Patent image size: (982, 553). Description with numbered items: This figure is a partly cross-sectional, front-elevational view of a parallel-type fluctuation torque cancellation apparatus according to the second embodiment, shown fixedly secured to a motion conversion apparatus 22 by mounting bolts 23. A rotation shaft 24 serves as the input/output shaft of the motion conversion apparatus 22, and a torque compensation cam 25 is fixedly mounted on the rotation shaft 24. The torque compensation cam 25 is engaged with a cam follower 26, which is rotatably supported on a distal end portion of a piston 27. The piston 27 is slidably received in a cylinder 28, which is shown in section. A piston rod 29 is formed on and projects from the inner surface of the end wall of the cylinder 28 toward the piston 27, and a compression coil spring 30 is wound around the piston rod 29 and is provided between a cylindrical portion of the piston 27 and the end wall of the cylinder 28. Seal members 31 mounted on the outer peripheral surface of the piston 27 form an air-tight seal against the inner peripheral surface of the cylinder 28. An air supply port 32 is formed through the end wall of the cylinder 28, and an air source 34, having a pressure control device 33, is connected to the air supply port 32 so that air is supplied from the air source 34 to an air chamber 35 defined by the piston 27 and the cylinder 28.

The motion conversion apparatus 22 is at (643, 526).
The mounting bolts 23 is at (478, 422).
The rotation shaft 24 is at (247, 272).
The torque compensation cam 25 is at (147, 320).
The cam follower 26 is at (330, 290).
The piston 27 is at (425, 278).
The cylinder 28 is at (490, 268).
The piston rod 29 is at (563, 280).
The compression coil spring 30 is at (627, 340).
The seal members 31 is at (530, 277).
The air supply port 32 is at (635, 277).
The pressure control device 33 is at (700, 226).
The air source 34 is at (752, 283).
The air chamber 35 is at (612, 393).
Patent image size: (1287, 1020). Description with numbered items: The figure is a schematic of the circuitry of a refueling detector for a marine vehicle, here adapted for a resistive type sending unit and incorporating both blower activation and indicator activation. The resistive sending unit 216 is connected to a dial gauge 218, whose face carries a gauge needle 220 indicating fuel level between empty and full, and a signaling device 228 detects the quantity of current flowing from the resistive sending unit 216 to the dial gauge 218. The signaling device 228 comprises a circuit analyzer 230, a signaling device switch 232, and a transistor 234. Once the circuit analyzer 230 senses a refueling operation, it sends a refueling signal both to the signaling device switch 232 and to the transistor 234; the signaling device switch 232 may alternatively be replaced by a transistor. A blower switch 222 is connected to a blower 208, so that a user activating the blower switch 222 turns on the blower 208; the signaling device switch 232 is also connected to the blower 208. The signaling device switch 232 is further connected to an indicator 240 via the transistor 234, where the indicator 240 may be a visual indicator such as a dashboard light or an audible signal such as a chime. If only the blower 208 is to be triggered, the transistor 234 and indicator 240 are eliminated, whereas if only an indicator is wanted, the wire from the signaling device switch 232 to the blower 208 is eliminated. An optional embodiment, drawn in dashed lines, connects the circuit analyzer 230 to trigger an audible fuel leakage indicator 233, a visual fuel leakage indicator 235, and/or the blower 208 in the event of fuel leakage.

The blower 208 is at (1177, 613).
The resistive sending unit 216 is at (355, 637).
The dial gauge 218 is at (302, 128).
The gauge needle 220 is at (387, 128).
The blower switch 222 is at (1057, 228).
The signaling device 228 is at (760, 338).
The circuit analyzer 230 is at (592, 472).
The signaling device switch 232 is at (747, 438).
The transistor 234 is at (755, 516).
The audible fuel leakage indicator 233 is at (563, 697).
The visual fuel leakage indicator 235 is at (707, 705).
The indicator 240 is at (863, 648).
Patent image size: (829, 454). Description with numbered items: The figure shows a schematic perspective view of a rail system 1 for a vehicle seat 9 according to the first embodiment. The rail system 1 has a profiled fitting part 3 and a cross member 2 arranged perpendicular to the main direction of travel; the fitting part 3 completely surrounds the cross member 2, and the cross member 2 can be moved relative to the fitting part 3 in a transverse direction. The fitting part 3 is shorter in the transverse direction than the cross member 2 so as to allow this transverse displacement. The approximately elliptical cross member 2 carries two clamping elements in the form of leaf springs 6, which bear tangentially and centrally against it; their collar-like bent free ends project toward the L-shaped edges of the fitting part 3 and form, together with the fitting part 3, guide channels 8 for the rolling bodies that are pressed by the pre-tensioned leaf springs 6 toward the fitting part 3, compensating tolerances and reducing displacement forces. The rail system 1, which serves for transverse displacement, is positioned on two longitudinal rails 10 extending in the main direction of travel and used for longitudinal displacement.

- [Brief]:
Return all three records above line for line, with no changes.

- [Exercise response]:
Patent image size: (982, 553). Description with numbered items: This figure is a partly cross-sectional, front-elevational view of a parallel-type fluctuation torque cancellation apparatus according to the second embodiment, shown fixedly secured to a motion conversion apparatus 22 by mounting bolts 23. A rotation shaft 24 serves as the input/output shaft of the motion conversion apparatus 22, and a torque compensation cam 25 is fixedly mounted on the rotation shaft 24. The torque compensation cam 25 is engaged with a cam follower 26, which is rotatably supported on a distal end portion of a piston 27. The piston 27 is slidably received in a cylinder 28, which is shown in section. A piston rod 29 is formed on and projects from the inner surface of the end wall of the cylinder 28 toward the piston 27, and a compression coil spring 30 is wound around the piston rod 29 and is provided between a cylindrical portion of the piston 27 and the end wall of the cylinder 28. Seal members 31 mounted on the outer peripheral surface of the piston 27 form an air-tight seal against the inner peripheral surface of the cylinder 28. An air supply port 32 is formed through the end wall of the cylinder 28, and an air source 34, having a pressure control device 33, is connected to the air supply port 32 so that air is supplied from the air source 34 to an air chamber 35 defined by the piston 27 and the cylinder 28.

The motion conversion apparatus 22 is at (643, 526).
The mounting bolts 23 is at (478, 422).
The rotation shaft 24 is at (247, 272).
The torque compensation cam 25 is at (147, 320).
The cam follower 26 is at (330, 290).
The piston 27 is at (425, 278).
The cylinder 28 is at (490, 268).
The piston rod 29 is at (563, 280).
The compression coil spring 30 is at (627, 340).
The seal members 31 is at (530, 277).
The air supply port 32 is at (635, 277).
The pressure control device 33 is at (700, 226).
The air source 34 is at (752, 283).
The air chamber 35 is at (612, 393).
Patent image size: (1287, 1020). Description with numbered items: The figure is a schematic of the circuitry of a refueling detector for a marine vehicle, here adapted for a resistive type sending unit and incorporating both blower activation and indicator activation. The resistive sending unit 216 is connected to a dial gauge 218, whose face carries a gauge needle 220 indicating fuel level between empty and full, and a signaling device 228 detects the quantity of current flowing from the resistive sending unit 216 to the dial gauge 218. The signaling device 228 comprises a circuit analyzer 230, a signaling device switch 232, and a transistor 234. Once the circuit analyzer 230 senses a refueling operation, it sends a refueling signal both to the signaling device switch 232 and to the transistor 234; the signaling device switch 232 may alternatively be replaced by a transistor. A blower switch 222 is connected to a blower 208, so that a user activating the blower switch 222 turns on the blower 208; the signaling device switch 232 is also connected to the blower 208. The signaling device switch 232 is further connected to an indicator 240 via the transistor 234, where the indicator 240 may be a visual indicator such as a dashboard light or an audible signal such as a chime. If only the blower 208 is to be triggered, the transistor 234 and indicator 240 are eliminated, whereas if only an indicator is wanted, the wire from the signaling device switch 232 to the blower 208 is eliminated. An optional embodiment, drawn in dashed lines, connects the circuit analyzer 230 to trigger an audible fuel leakage indicator 233, a visual fuel leakage indicator 235, and/or the blower 208 in the event of fuel leakage.

The blower 208 is at (1177, 613).
The resistive sending unit 216 is at (355, 637).
The dial gauge 218 is at (302, 128).
The gauge needle 220 is at (387, 128).
The blower switch 222 is at (1057, 228).
The signaling device 228 is at (760, 338).
The circuit analyzer 230 is at (592, 472).
The signaling device switch 232 is at (747, 438).
The transistor 234 is at (755, 516).
The audible fuel leakage indicator 233 is at (563, 697).
The visual fuel leakage indicator 235 is at (707, 705).
The indicator 240 is at (863, 648).
Patent image size: (829, 454). Description with numbered items: The figure shows a schematic perspective view of a rail system 1 for a vehicle seat 9 according to the first embodiment. The rail system 1 has a profiled fitting part 3 and a cross member 2 arranged perpendicular to the main direction of travel; the fitting part 3 completely surrounds the cross member 2, and the cross member 2 can be moved relative to the fitting part 3 in a transverse direction. The fitting part 3 is shorter in the transverse direction than the cross member 2 so as to allow this transverse displacement. The approximately elliptical cross member 2 carries two clamping elements in the form of leaf springs 6, which bear tangentially and centrally against it; their collar-like bent free ends project toward the L-shaped edges of the fitting part 3 and form, together with the fitting part 3, guide channels 8 for the rolling bodies that are pressed by the pre-tensioned leaf springs 6 toward the fitting part 3, compensating tolerances and reducing displacement forces. The rail system 1, which serves for transverse displacement, is positioned on two longitudinal rails 10 extending in the main direction of travel and used for longitudinal displacement.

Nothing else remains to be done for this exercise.